In the listing below, find every line with the string "inizio" and pull it out.

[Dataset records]
○ ○ ○ ○ ○

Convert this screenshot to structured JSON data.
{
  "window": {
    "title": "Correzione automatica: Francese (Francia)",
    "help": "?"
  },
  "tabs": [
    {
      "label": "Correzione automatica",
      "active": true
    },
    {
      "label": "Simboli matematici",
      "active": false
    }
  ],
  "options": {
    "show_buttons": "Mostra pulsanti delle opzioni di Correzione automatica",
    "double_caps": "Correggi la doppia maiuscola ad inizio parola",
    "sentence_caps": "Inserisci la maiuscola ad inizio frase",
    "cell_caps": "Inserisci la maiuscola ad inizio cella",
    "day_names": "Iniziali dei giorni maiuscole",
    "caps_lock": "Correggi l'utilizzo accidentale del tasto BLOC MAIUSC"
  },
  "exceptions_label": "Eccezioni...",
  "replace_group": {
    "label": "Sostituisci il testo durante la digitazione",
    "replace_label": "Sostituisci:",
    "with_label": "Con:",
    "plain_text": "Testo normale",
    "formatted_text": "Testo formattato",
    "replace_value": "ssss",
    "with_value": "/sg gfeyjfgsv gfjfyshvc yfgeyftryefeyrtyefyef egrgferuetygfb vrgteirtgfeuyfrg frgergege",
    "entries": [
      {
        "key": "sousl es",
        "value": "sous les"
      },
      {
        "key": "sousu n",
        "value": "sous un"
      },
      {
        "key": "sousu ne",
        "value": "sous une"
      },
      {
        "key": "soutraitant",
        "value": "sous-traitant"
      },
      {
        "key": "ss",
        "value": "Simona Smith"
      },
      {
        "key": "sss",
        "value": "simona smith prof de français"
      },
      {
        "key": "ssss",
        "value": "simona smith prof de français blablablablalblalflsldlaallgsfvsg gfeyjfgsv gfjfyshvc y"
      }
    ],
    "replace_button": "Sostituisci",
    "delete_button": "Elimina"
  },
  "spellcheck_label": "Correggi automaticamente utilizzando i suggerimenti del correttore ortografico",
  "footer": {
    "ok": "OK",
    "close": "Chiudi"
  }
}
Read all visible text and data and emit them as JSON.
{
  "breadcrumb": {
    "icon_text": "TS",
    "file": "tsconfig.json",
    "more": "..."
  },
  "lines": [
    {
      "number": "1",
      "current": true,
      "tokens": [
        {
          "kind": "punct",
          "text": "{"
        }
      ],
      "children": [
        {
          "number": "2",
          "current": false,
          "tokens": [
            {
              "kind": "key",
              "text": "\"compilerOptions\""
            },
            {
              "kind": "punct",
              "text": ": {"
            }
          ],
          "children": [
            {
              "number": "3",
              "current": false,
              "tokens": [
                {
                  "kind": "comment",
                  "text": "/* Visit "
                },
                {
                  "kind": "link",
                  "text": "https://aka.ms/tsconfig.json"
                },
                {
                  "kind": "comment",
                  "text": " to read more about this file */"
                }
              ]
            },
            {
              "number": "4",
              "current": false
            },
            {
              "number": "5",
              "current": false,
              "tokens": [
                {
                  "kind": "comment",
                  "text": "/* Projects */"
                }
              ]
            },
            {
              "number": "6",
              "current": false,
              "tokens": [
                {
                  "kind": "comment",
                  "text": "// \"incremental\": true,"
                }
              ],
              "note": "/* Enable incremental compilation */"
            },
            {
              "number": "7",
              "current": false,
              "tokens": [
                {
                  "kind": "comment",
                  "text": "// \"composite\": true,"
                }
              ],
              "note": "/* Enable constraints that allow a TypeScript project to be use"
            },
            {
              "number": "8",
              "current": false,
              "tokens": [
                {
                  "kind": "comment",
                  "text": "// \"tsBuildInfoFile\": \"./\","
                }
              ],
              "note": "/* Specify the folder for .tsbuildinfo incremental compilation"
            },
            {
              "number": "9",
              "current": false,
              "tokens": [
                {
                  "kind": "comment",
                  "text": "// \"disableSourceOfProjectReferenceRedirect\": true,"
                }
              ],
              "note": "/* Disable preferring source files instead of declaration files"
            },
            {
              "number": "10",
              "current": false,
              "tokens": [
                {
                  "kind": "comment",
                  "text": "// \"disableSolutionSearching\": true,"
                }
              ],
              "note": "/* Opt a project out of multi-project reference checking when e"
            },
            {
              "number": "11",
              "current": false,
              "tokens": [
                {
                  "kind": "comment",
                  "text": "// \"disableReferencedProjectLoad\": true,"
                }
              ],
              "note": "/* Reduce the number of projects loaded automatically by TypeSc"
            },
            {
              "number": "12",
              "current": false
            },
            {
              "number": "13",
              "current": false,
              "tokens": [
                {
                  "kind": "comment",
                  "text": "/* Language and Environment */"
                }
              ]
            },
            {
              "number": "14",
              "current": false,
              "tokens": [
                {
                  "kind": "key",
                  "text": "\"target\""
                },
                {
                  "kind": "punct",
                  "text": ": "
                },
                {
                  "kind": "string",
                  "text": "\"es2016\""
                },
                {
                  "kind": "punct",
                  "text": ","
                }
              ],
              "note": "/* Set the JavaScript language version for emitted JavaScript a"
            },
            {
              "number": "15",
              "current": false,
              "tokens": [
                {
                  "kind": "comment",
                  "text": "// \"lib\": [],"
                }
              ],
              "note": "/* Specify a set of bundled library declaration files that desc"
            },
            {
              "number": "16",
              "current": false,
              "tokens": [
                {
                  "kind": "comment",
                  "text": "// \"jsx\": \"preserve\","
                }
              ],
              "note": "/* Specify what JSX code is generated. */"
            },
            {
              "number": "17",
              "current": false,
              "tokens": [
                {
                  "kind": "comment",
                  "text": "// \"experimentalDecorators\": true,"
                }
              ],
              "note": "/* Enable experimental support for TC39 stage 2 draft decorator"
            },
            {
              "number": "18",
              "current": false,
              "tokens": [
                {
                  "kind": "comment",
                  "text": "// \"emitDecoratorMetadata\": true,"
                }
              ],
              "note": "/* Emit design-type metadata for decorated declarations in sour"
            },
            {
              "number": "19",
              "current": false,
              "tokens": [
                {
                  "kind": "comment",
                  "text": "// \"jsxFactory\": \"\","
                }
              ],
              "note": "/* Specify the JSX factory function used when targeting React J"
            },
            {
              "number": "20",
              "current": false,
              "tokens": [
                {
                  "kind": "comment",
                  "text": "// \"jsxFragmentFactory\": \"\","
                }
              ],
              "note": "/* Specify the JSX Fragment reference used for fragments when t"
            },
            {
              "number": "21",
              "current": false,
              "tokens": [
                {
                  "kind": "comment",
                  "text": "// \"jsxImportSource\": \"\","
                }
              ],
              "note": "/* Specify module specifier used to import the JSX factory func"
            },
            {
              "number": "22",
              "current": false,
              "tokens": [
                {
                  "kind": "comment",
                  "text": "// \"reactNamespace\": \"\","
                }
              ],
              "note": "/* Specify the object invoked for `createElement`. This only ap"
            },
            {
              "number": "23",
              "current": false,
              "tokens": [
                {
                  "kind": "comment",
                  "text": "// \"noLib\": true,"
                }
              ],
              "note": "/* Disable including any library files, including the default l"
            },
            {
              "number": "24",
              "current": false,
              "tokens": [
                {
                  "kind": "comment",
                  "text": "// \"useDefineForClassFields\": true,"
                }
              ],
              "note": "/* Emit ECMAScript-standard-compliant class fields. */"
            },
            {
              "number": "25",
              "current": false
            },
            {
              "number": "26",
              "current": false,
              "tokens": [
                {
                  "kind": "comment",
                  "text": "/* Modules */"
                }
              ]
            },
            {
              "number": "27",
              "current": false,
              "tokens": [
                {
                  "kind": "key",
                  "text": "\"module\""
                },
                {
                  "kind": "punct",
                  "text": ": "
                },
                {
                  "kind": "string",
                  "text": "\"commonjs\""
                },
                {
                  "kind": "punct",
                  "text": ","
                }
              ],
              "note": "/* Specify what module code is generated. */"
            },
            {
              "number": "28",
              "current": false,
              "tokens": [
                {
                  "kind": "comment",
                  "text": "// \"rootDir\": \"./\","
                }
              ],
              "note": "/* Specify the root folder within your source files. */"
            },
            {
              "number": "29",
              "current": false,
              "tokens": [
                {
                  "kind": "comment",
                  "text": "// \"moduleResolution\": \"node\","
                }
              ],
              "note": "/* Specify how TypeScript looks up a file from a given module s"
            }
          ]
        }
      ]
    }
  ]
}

○ ○ ○ ○ ○

*FULL ANSWER:*
    "double_caps": "Correggi la doppia maiuscola ad inizio parola",
    "sentence_caps": "Inserisci la maiuscola ad inizio frase",
    "cell_caps": "Inserisci la maiuscola ad inizio cella",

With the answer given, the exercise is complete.